**Given information**
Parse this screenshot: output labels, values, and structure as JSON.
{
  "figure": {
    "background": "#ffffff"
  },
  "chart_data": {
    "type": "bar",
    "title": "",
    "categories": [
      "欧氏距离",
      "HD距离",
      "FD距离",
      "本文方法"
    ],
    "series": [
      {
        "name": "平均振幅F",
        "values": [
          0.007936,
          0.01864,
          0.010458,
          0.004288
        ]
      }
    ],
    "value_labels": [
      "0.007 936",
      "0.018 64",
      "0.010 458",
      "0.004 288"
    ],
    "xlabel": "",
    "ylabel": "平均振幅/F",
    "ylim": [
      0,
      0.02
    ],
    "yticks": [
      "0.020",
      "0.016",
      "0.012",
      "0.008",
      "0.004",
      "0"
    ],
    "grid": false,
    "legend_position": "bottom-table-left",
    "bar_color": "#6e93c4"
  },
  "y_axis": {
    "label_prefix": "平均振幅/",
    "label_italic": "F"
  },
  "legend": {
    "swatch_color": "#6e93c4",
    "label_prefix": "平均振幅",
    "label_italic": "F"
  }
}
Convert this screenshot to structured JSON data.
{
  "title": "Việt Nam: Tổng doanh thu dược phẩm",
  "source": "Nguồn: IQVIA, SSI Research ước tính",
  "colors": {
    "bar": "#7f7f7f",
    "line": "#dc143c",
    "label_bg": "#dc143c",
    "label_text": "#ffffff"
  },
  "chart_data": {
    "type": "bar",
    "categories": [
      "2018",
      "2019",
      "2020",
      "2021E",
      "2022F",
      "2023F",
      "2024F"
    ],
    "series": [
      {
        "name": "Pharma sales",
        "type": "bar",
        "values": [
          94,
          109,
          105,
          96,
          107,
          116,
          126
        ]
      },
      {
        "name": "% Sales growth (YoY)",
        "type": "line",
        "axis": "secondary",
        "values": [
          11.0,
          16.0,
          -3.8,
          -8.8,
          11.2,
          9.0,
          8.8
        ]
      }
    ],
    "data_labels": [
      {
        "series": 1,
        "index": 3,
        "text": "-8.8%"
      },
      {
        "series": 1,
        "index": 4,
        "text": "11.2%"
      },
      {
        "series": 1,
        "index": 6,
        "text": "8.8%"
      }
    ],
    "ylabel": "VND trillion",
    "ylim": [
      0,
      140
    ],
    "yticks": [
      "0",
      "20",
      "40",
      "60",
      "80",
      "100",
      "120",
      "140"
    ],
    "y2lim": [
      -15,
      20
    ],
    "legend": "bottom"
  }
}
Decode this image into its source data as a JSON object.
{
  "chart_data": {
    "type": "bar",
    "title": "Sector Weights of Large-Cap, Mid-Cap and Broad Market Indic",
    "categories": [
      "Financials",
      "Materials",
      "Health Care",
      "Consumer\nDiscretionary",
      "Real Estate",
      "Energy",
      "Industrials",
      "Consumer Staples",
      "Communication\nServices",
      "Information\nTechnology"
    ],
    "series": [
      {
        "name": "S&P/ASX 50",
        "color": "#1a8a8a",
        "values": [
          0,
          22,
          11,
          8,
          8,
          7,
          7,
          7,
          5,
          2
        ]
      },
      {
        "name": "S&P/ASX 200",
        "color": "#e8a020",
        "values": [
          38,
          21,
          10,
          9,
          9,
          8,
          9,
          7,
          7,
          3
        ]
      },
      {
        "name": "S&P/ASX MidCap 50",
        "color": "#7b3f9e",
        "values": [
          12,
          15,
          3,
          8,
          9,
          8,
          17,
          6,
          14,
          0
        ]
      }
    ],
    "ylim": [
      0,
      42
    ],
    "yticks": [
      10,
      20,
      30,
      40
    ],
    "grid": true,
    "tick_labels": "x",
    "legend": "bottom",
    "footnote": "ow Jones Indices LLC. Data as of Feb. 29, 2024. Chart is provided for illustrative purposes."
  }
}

**Instructions to follow**
Recite the full listing above exactly.

**Full response**
Parse this screenshot: output labels, values, and structure as JSON.
{
  "figure": {
    "background": "#ffffff"
  },
  "chart_data": {
    "type": "bar",
    "title": "",
    "categories": [
      "欧氏距离",
      "HD距离",
      "FD距离",
      "本文方法"
    ],
    "series": [
      {
        "name": "平均振幅F",
        "values": [
          0.007936,
          0.01864,
          0.010458,
          0.004288
        ]
      }
    ],
    "value_labels": [
      "0.007 936",
      "0.018 64",
      "0.010 458",
      "0.004 288"
    ],
    "xlabel": "",
    "ylabel": "平均振幅/F",
    "ylim": [
      0,
      0.02
    ],
    "yticks": [
      "0.020",
      "0.016",
      "0.012",
      "0.008",
      "0.004",
      "0"
    ],
    "grid": false,
    "legend_position": "bottom-table-left",
    "bar_color": "#6e93c4"
  },
  "y_axis": {
    "label_prefix": "平均振幅/",
    "label_italic": "F"
  },
  "legend": {
    "swatch_color": "#6e93c4",
    "label_prefix": "平均振幅",
    "label_italic": "F"
  }
}
Convert this screenshot to structured JSON data.
{
  "title": "Việt Nam: Tổng doanh thu dược phẩm",
  "source": "Nguồn: IQVIA, SSI Research ước tính",
  "colors": {
    "bar": "#7f7f7f",
    "line": "#dc143c",
    "label_bg": "#dc143c",
    "label_text": "#ffffff"
  },
  "chart_data": {
    "type": "bar",
    "categories": [
      "2018",
      "2019",
      "2020",
      "2021E",
      "2022F",
      "2023F",
      "2024F"
    ],
    "series": [
      {
        "name": "Pharma sales",
        "type": "bar",
        "values": [
          94,
          109,
          105,
          96,
          107,
          116,
          126
        ]
      },
      {
        "name": "% Sales growth (YoY)",
        "type": "line",
        "axis": "secondary",
        "values": [
          11.0,
          16.0,
          -3.8,
          -8.8,
          11.2,
          9.0,
          8.8
        ]
      }
    ],
    "data_labels": [
      {
        "series": 1,
        "index": 3,
        "text": "-8.8%"
      },
      {
        "series": 1,
        "index": 4,
        "text": "11.2%"
      },
      {
        "series": 1,
        "index": 6,
        "text": "8.8%"
      }
    ],
    "ylabel": "VND trillion",
    "ylim": [
      0,
      140
    ],
    "yticks": [
      "0",
      "20",
      "40",
      "60",
      "80",
      "100",
      "120",
      "140"
    ],
    "y2lim": [
      -15,
      20
    ],
    "legend": "bottom"
  }
}
Decode this image into its source data as a JSON object.
{
  "chart_data": {
    "type": "bar",
    "title": "Sector Weights of Large-Cap, Mid-Cap and Broad Market Indic",
    "categories": [
      "Financials",
      "Materials",
      "Health Care",
      "Consumer\nDiscretionary",
      "Real Estate",
      "Energy",
      "Industrials",
      "Consumer Staples",
      "Communication\nServices",
      "Information\nTechnology"
    ],
    "series": [
      {
        "name": "S&P/ASX 50",
        "color": "#1a8a8a",
        "values": [
          0,
          22,
          11,
          8,
          8,
          7,
          7,
          7,
          5,
          2
        ]
      },
      {
        "name": "S&P/ASX 200",
        "color": "#e8a020",
        "values": [
          38,
          21,
          10,
          9,
          9,
          8,
          9,
          7,
          7,
          3
        ]
      },
      {
        "name": "S&P/ASX MidCap 50",
        "color": "#7b3f9e",
        "values": [
          12,
          15,
          3,
          8,
          9,
          8,
          17,
          6,
          14,
          0
        ]
      }
    ],
    "ylim": [
      0,
      42
    ],
    "yticks": [
      10,
      20,
      30,
      40
    ],
    "grid": true,
    "tick_labels": "x",
    "legend": "bottom",
    "footnote": "ow Jones Indices LLC. Data as of Feb. 29, 2024. Chart is provided for illustrative purposes."
  }
}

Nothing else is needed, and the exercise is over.